**Teks Sumber:**
^^^^
Kebolehan Doa Makan Allahumma Barik Lana Fima Razaqtana - Ustadz Aris Munandar
![]() |
Kabeldakwah.com |
Ada sebuah kaidah penting
terkait berdoa atau berdzikir dengan teks yang terdapat dalam hadis dhaif,
dhaif jiddan, hadis palsu atau pun sama sekali tidak terdapat dalam hadis Nabi
SAW.
Kaidah ini disampaikan oleh salah seorang ulama salafy kontemporer dari kota Nabi, al-Madinah an-Nabawiyyah, Syaikh Sulaiman bin Salimullah ar-Ruhaili.
وهذه قاعدة عند أهل
العلم، الأذكار والأدعية المناسبة للمقام إذا لم تنسب إلى النبي صلى الله عليه
وسلم ولم يلتزمها الإنسان فلا بأس بقولها ولو لم ترد في حديث صحيح.
Syaikh Sulaiman ar-Ruhaili mengatakan, “Sebuah
kaidah yang dipegangi oleh para ulama mengatakan bahwa dzikir atau doa yang
sesuai dengan konteks jika tidak dinisbatkan dan diyakini berasal dari Nabi SAW
dan tidak diucapkan secara terus menerusnya hukumnya tidak mengapa meskipun
tidak terdapat dalam hadis yang shahih.
وهذا أمر من الفقه
العظيم الذي ينبغي أن يعرف.
Kaidah ini bagian dari
kedalaman ilmu (dalam bab dzikir dan doa) yang sangat agung. Kaidah ini sepatutnya diketahui.
^^^^
**Petunjuk Tugas:**
**A)** Tentukan apakah tiap pernyataan berikut sesuai dengan teks tentang kaidah doa dan dzikir, lalu jawab ya atau tidak dengan kutipan persis dari teks yang menjadi penentunya. (i) Kaidah itu disampaikan oleh Syaikh Sulaiman bin Salimullah ar-Ruhaili. (ii) Menurut kaidah itu, doa yang sesuai konteks hanya boleh diucapkan jika terdapat dalam hadis shahih. (iii) Kaidah itu disebut sepatutnya diketahui.
**B)** Ulangi persis bagian teks tentang kaidah doa dan dzikir mulai dari "وهذه قاعدة عند" sampai dengan "ini sepatutnya diketahui.".

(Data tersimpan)
^^^^
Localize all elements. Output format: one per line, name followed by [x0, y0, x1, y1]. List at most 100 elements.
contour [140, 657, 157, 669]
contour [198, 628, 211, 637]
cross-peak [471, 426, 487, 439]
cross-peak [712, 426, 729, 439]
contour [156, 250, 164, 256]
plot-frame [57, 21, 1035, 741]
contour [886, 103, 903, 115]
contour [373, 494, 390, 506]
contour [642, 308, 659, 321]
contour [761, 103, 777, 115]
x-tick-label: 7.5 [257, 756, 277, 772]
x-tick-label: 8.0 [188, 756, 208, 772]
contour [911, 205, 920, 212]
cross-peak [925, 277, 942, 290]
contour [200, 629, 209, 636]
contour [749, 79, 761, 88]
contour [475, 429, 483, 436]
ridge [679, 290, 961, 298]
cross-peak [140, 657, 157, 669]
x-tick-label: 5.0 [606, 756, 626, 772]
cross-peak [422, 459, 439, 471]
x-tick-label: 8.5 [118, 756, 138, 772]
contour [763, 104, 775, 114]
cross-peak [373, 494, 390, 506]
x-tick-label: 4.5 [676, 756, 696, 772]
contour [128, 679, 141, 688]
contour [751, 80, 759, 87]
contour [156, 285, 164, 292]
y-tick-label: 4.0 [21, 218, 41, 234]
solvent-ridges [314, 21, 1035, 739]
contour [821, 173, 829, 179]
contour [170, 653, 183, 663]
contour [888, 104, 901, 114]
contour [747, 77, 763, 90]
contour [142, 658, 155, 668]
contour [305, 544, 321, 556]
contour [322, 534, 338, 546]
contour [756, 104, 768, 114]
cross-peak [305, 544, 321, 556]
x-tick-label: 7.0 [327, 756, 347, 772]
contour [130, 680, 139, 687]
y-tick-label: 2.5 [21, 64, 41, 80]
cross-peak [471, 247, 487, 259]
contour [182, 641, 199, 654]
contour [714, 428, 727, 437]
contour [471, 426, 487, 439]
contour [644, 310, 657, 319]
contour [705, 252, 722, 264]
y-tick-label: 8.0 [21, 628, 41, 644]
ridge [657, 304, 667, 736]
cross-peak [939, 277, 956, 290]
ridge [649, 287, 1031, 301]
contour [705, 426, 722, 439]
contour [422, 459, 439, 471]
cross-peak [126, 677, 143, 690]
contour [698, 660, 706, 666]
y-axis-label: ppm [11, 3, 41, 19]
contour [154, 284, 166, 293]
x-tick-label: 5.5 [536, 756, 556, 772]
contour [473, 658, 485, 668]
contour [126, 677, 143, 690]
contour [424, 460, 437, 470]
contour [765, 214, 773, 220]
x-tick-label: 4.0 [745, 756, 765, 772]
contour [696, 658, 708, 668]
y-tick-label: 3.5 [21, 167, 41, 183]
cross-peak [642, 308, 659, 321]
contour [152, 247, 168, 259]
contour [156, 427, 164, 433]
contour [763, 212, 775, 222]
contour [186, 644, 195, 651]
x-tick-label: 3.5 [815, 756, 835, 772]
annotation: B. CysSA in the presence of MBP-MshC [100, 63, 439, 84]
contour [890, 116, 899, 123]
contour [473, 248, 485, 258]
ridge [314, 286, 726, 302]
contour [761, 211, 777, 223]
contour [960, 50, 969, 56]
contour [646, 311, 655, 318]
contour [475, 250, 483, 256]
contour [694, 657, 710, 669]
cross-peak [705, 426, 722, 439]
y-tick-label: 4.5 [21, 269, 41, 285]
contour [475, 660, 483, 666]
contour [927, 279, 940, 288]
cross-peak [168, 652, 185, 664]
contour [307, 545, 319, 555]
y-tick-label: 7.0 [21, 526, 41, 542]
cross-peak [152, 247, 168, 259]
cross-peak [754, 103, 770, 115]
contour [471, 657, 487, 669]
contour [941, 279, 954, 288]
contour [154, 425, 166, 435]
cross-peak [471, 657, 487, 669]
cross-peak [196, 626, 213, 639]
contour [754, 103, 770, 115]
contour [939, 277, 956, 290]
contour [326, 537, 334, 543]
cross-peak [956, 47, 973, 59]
^^^^
**Jawaban Berurutan:**
**A)**
(i) Ya: "Kaidah ini disampaikan oleh salah seorang ulama salafy kontemporer dari kota Nabi, al-Madinah an-Nabawiyyah, Syaikh Sulaiman bin Salimullah ar-Ruhaili."
(ii) Tidak: "hukumnya tidak mengapa meskipun tidak terdapat dalam hadis yang shahih"
(iii) Ya: "Kaidah ini sepatutnya diketahui."

**B)**
وهذه قاعدة عند أهل
العلم، الأذكار والأدعية المناسبة للمقام إذا لم تنسب إلى النبي صلى الله عليه
وسلم ولم يلتزمها الإنسان فلا بأس بقولها ولو لم ترد في حديث صحيح.
Syaikh Sulaiman ar-Ruhaili mengatakan, “Sebuah
kaidah yang dipegangi oleh para ulama mengatakan bahwa dzikir atau doa yang
sesuai dengan konteks jika tidak dinisbatkan dan diyakini berasal dari Nabi SAW
dan tidak diucapkan secara terus menerusnya hukumnya tidak mengapa meskipun
tidak terdapat dalam hadis yang shahih.
وهذا أمر من الفقه
العظيم الذي ينبغي أن يعرف.
Kaidah ini bagian dari
kedalaman ilmu (dalam bab dzikir dan doa) yang sangat agung. Kaidah ini sepatutnya diketahui.